> **Task brief**: Only the number is wanted: how many lines in the data contain "younger"?

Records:
-------------------------

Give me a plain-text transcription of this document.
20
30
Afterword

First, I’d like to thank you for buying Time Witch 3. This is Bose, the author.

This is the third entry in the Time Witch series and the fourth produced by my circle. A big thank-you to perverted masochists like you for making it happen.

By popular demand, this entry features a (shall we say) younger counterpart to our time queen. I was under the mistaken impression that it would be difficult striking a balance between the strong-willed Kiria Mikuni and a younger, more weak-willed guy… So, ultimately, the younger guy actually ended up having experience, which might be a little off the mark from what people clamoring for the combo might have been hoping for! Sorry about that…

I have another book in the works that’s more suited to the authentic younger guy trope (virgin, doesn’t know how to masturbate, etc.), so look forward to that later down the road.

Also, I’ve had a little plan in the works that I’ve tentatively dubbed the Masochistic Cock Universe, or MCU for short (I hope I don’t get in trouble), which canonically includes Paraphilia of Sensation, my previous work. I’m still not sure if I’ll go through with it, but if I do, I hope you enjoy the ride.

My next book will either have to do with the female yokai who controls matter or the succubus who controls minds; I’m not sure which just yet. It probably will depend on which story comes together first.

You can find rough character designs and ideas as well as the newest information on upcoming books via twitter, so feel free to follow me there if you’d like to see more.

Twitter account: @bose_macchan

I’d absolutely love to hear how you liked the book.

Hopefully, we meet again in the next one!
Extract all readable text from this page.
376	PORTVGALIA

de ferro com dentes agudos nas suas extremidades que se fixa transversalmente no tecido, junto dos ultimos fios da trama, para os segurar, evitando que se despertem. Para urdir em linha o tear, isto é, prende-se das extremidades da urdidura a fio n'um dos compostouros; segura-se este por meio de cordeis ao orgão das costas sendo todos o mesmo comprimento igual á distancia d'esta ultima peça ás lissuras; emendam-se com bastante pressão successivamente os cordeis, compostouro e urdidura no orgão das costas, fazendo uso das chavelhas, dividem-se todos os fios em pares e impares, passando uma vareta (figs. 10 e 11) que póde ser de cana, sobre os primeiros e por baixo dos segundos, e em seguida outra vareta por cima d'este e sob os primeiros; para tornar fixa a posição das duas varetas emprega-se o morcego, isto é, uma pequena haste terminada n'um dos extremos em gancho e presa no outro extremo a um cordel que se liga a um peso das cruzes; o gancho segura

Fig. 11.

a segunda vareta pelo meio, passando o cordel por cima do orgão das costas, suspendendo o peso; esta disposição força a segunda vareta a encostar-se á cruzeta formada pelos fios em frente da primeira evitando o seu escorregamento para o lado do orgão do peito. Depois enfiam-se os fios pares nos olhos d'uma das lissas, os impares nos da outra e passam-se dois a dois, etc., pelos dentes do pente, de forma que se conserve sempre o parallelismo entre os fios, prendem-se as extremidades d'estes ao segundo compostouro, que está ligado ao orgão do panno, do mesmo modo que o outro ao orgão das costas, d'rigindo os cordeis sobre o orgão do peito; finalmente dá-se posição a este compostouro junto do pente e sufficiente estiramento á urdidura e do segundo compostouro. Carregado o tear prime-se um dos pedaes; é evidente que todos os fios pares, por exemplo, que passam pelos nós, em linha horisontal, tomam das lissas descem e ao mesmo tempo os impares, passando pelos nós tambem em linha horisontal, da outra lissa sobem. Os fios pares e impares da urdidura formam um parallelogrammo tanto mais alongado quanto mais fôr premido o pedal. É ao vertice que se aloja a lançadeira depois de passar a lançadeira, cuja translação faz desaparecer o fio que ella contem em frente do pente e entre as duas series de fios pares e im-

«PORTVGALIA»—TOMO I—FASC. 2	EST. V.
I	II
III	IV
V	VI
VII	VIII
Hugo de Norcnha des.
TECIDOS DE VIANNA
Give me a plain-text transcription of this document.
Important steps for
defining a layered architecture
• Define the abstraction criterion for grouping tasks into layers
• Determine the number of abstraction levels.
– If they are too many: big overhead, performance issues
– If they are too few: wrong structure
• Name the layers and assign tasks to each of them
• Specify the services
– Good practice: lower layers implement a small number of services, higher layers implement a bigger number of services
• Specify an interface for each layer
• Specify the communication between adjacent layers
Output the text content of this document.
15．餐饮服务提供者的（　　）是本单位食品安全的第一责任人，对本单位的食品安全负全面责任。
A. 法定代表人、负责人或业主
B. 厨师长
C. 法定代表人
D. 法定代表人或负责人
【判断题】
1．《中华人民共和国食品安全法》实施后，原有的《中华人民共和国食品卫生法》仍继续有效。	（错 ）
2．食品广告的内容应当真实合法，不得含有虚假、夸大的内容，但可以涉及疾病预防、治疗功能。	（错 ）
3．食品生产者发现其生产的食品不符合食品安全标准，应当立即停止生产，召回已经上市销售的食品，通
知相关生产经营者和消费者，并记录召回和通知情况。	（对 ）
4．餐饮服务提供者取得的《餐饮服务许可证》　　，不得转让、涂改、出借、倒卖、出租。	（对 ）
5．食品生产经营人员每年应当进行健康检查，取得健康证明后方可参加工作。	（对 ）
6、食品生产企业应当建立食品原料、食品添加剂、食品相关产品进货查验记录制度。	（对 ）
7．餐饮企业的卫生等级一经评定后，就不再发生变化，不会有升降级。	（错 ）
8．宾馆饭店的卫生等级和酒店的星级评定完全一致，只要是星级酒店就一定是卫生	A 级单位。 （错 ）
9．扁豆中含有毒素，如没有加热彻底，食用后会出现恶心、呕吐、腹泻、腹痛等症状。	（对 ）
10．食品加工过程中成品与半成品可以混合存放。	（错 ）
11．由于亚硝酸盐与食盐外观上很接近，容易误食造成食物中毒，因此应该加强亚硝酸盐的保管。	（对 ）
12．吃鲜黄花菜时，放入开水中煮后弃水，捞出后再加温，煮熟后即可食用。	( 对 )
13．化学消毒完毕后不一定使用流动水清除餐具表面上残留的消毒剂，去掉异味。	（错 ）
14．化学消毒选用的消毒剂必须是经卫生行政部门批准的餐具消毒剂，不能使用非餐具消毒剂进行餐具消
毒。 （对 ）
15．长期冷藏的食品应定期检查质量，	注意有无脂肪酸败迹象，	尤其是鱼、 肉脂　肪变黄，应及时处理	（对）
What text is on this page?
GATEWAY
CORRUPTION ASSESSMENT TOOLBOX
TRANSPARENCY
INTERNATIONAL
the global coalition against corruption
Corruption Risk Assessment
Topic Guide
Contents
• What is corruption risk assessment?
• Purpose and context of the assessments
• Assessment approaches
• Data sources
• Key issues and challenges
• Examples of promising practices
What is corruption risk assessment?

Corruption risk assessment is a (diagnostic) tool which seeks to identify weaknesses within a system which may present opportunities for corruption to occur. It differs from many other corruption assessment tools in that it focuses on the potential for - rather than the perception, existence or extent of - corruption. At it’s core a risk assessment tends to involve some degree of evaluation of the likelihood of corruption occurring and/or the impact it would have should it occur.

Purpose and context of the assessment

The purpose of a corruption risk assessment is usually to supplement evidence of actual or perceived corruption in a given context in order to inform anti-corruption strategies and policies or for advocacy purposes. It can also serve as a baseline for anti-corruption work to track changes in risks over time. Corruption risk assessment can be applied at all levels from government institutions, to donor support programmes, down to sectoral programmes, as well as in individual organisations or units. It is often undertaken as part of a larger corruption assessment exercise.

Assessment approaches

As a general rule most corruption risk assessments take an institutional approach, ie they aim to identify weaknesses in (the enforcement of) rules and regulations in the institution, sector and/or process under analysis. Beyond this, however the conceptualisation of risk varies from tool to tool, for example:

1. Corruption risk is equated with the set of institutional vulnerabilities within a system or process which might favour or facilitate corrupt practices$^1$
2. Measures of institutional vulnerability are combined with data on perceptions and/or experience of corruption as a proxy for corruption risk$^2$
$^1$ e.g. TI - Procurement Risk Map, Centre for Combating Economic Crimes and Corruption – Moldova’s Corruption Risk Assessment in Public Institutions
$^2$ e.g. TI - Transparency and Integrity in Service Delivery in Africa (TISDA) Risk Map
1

-------------------------

> **Correct result**: 2